PROBLEM STATEMENT:
From the listing below, pick out each line with the word "Orléans".

RECORDS SUPPLIED:

::::::::::

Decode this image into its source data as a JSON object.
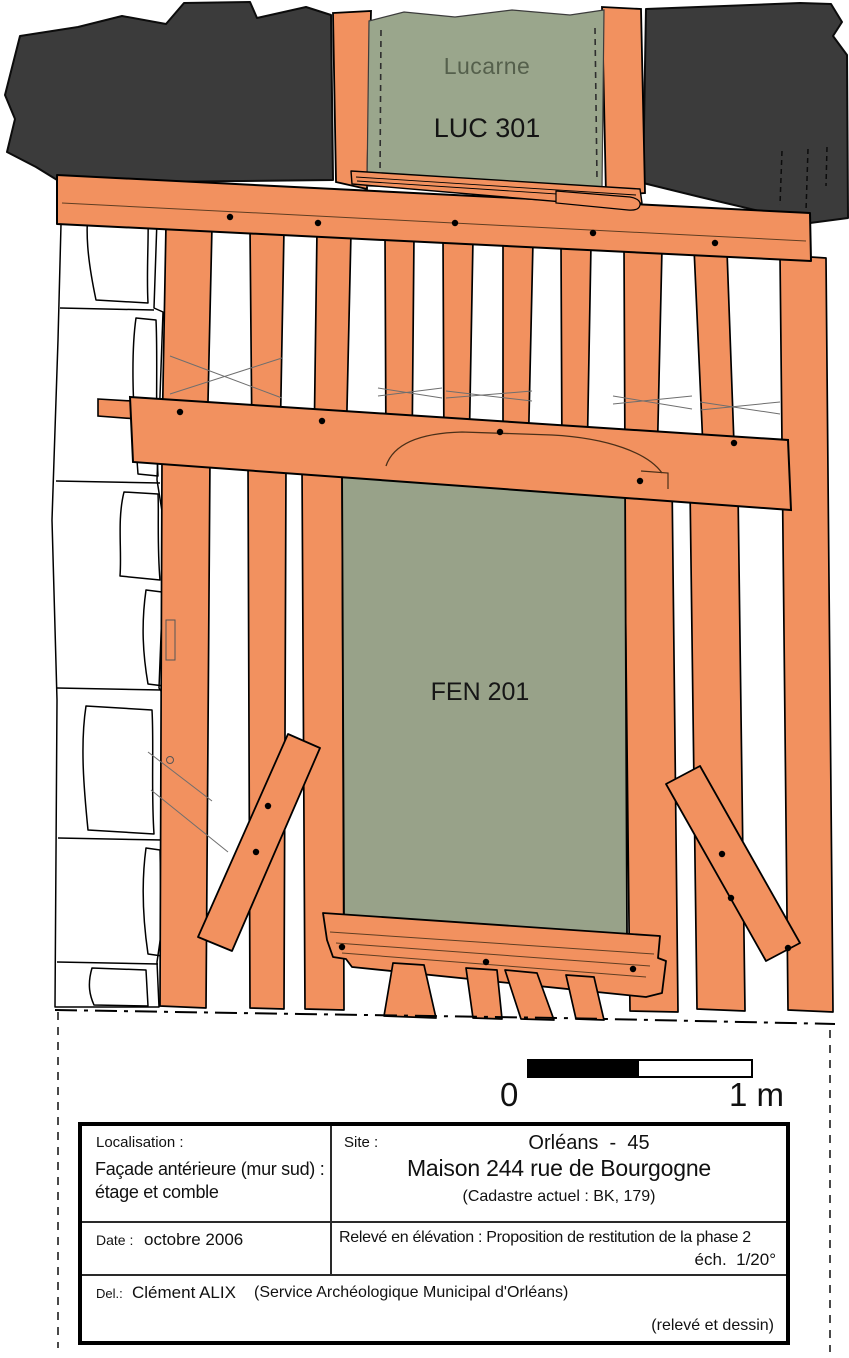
{
  "drawing": {
    "labels": {
      "lucarne_title": "Lucarne",
      "lucarne_id": "LUC 301",
      "window_id": "FEN 201"
    },
    "colors": {
      "timber": "#F2915F",
      "opening_green": "#98A289",
      "roof_dark": "#3B3B3B",
      "infill_white": "#FFFFFF",
      "outline": "#000000",
      "lucarne_text": "#55604C"
    }
  },
  "scale_bar": {
    "zero_label": "0",
    "one_label": "1 m"
  },
  "title_block": {
    "localisation": {
      "label": "Localisation :",
      "value_line1": "Façade antérieure (mur sud) :",
      "value_line2": "étage et comble"
    },
    "site": {
      "label": "Site :",
      "city": "Orléans  -  45",
      "building": "Maison 244 rue de Bourgogne",
      "cadastre": "(Cadastre actuel : BK, 179)"
    },
    "date": {
      "label": "Date :",
      "value": "octobre 2006"
    },
    "releve": {
      "line1": "Relevé en élévation : Proposition de restitution de la phase 2",
      "line2": "éch.  1/20°"
    },
    "del": {
      "label": "Del.:",
      "author": "Clément ALIX",
      "service": "(Service Archéologique Municipal d'Orléans)",
      "credit": "(relevé et dessin)"
    }
  }
}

::::::::::

COMPLETED EXERCISE:
      "city": "Orléans  -  45",
      "service": "(Service Archéologique Municipal d'Orléans)",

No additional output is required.